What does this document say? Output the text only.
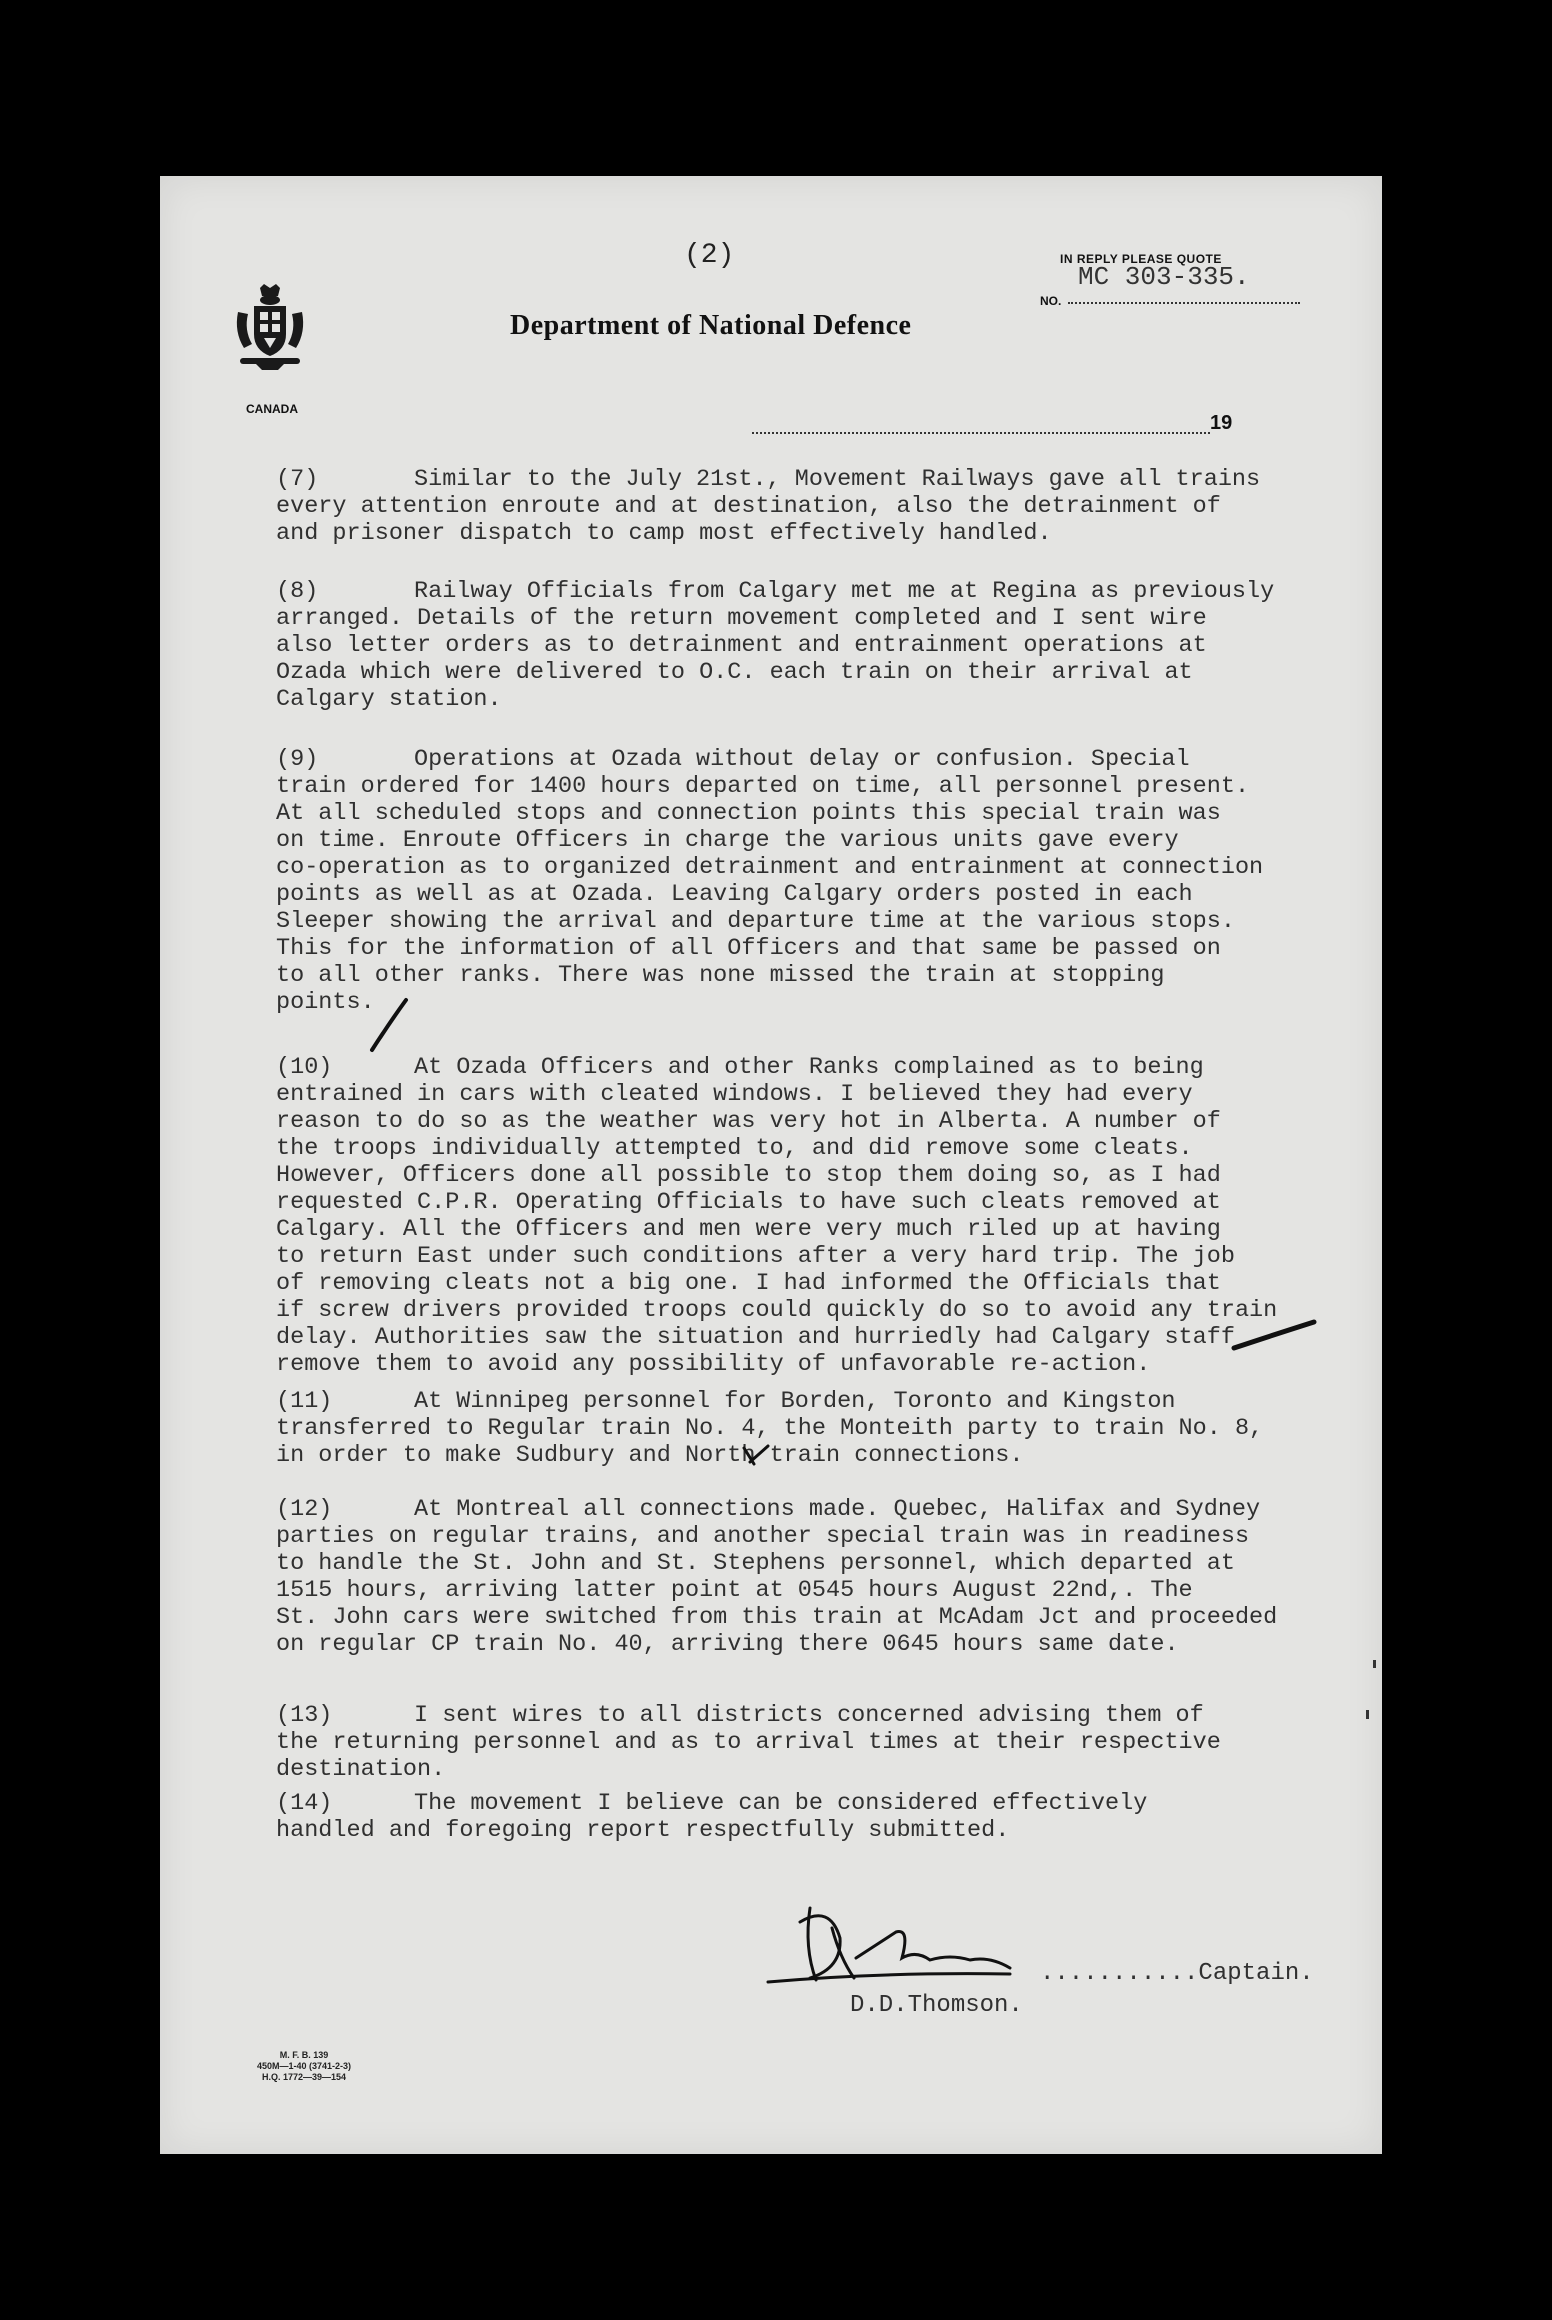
(2)	IN REPLY PLEASE QUOTE
MC 303-335.
NO.
CANADA
Department of National Defence
19
(7)	Similar to the July 21st., Movement Railways gave all trains
every attention enroute and at destination, also the detrainment of
and prisoner dispatch to camp most effectively handled.
(8)	Railway Officials from Calgary met me at Regina as previously
arranged. Details of the return movement completed and I sent wire
also letter orders as to detrainment and entrainment operations at
Ozada which were delivered to O.C. each train on their arrival at
Calgary station.
(9)	Operations at Ozada without delay or confusion. Special
train ordered for 1400 hours departed on time, all personnel present.
At all scheduled stops and connection points this special train was
on time. Enroute Officers in charge the various units gave every
co-operation as to organized detrainment and entrainment at connection
points as well as at Ozada. Leaving Calgary orders posted in each
Sleeper showing the arrival and departure time at the various stops.
This for the information of all Officers and that same be passed on
to all other ranks. There was none missed the train at stopping
points.
(10)	At Ozada Officers and other Ranks complained as to being
entrained in cars with cleated windows. I believed they had every
reason to do so as the weather was very hot in Alberta. A number of
the troops individually attempted to, and did remove some cleats.
However, Officers done all possible to stop them doing so, as I had
requested C.P.R. Operating Officials to have such cleats removed at
Calgary. All the Officers and men were very much riled up at having
to return East under such conditions after a very hard trip. The job
of removing cleats not a big one. I had informed the Officials that
if screw drivers provided troops could quickly do so to avoid any train
delay. Authorities saw the situation and hurriedly had Calgary staff
remove them to avoid any possibility of unfavorable re-action.
(11)	At Winnipeg personnel for Borden, Toronto and Kingston
transferred to Regular train No. 4, the Monteith party to train No. 8,
in order to make Sudbury and North train connections.
(12)	At Montreal all connections made. Quebec, Halifax and Sydney
parties on regular trains, and another special train was in readiness
to handle the St. John and St. Stephens personnel, which departed at
1515 hours, arriving latter point at 0545 hours August 22nd,. The
St. John cars were switched from this train at McAdam Jct and proceeded
on regular CP train No. 40, arriving there 0645 hours same date.
(13)	I sent wires to all districts concerned advising them of
the returning personnel and as to arrival times at their respective
destination.
(14)	The movement I believe can be considered effectively
handled and foregoing report respectfully submitted.
...........Captain.
D.D.Thomson.
M. F. B. 139
450M—1-40 (3741-2-3)
H.Q. 1772—39—154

::::::

Collect every line above that contains the word "troops".

Solved problem =>
the troops individually attempted to, and did remove some cleats.
if screw drivers provided troops could quickly do so to avoid any train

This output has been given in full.